From the entries below, gather every line containing the string "color".

--- begin ENTRIES PROVIDED ---

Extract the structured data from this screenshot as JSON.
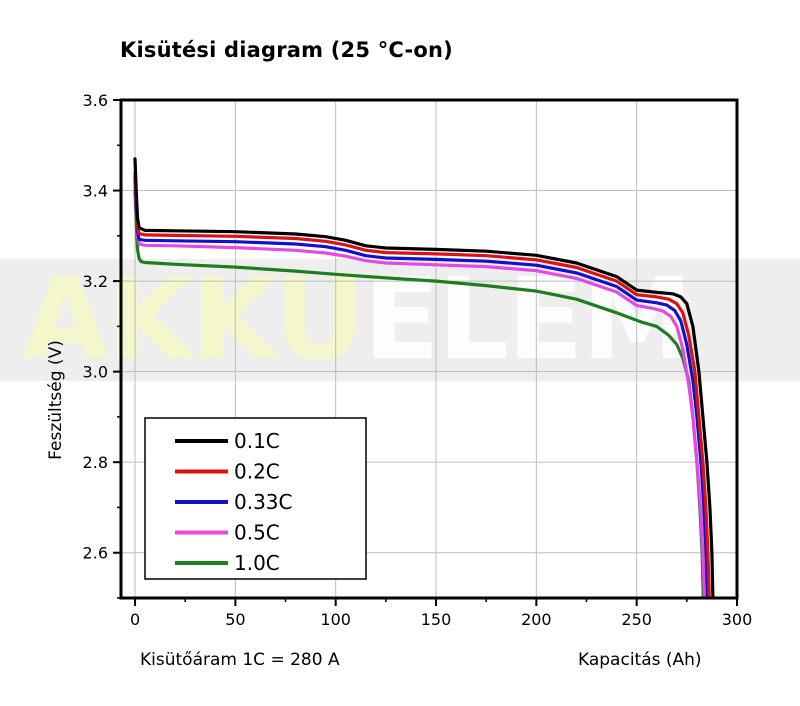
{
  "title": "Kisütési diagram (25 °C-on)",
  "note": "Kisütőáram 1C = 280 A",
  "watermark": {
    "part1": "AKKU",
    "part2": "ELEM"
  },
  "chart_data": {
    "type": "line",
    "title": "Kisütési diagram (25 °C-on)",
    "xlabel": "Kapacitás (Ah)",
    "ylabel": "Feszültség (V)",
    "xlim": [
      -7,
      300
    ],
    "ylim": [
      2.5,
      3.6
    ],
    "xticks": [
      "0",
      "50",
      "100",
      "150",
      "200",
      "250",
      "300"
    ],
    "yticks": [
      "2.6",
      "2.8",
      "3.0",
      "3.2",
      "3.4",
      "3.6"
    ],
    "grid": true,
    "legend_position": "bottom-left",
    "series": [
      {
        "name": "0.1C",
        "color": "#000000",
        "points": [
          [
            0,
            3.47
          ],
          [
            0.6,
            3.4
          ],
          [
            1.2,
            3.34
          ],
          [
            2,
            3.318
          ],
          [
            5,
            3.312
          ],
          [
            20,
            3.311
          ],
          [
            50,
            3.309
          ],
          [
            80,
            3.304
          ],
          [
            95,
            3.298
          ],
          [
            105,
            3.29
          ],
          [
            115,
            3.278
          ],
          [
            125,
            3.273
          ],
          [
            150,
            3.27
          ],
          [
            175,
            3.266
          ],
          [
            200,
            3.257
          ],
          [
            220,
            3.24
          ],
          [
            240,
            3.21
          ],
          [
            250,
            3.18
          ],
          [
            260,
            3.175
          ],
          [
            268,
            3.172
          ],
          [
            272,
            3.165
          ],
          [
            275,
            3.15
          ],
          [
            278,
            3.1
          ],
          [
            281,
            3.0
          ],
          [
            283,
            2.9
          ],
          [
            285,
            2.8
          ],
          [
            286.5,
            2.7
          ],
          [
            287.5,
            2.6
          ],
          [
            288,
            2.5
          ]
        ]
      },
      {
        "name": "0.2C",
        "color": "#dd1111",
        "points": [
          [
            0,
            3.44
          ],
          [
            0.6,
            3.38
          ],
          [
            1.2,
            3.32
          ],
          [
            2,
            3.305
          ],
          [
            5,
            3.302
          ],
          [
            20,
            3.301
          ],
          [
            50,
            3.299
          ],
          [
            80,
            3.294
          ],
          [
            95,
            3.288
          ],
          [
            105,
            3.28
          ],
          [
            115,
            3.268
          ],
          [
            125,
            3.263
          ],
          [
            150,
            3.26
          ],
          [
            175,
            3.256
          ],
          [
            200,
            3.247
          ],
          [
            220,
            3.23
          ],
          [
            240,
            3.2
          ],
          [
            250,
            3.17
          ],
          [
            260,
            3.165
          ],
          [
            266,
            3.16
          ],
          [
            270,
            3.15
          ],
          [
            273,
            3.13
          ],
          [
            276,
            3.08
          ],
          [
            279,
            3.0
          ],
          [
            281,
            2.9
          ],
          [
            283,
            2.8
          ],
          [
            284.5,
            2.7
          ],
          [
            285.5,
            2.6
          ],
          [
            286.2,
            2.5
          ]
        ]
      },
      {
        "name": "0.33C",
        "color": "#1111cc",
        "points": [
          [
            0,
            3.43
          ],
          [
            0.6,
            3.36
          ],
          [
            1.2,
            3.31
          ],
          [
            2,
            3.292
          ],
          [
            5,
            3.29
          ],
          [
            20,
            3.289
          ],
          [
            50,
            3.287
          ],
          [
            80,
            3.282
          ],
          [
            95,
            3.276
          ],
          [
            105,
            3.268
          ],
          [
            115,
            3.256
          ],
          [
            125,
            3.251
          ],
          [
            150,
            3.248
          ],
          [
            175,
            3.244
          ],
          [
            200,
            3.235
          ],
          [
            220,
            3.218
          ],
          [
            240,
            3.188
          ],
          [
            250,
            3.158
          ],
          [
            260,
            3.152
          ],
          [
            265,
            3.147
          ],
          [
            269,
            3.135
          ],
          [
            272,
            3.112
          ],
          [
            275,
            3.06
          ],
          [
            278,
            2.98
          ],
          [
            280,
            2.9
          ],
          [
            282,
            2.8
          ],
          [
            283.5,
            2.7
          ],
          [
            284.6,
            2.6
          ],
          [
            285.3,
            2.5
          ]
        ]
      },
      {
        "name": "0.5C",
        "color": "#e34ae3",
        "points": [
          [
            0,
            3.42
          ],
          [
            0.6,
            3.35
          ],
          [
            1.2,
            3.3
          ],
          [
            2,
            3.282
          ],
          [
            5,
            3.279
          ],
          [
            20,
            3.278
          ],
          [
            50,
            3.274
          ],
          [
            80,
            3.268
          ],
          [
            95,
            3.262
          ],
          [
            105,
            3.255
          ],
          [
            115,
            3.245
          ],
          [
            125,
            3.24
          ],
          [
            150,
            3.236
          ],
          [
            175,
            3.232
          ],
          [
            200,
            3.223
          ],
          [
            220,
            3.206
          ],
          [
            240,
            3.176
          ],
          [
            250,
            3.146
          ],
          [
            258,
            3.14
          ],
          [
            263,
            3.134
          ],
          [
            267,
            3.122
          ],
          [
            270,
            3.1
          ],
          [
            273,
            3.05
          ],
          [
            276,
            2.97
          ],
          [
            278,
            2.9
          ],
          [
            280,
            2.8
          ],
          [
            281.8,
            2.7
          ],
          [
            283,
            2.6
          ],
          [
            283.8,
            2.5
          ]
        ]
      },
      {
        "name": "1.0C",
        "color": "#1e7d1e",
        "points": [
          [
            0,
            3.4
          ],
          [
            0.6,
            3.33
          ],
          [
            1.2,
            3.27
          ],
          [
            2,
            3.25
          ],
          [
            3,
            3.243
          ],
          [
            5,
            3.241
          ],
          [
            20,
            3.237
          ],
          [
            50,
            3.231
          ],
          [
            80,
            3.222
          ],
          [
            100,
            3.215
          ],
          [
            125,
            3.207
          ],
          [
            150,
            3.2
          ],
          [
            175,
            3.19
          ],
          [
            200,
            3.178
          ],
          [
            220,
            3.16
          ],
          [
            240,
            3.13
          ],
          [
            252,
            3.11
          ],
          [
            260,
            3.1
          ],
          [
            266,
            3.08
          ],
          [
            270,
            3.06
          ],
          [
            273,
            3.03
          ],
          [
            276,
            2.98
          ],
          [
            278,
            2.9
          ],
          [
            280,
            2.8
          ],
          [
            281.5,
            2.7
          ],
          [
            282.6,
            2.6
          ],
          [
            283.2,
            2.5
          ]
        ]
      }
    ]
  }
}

--- end ENTRIES PROVIDED ---

#### EXERCISE RESULT:
        "color": "#000000",
        "color": "#dd1111",
        "color": "#1111cc",
        "color": "#e34ae3",
        "color": "#1e7d1e",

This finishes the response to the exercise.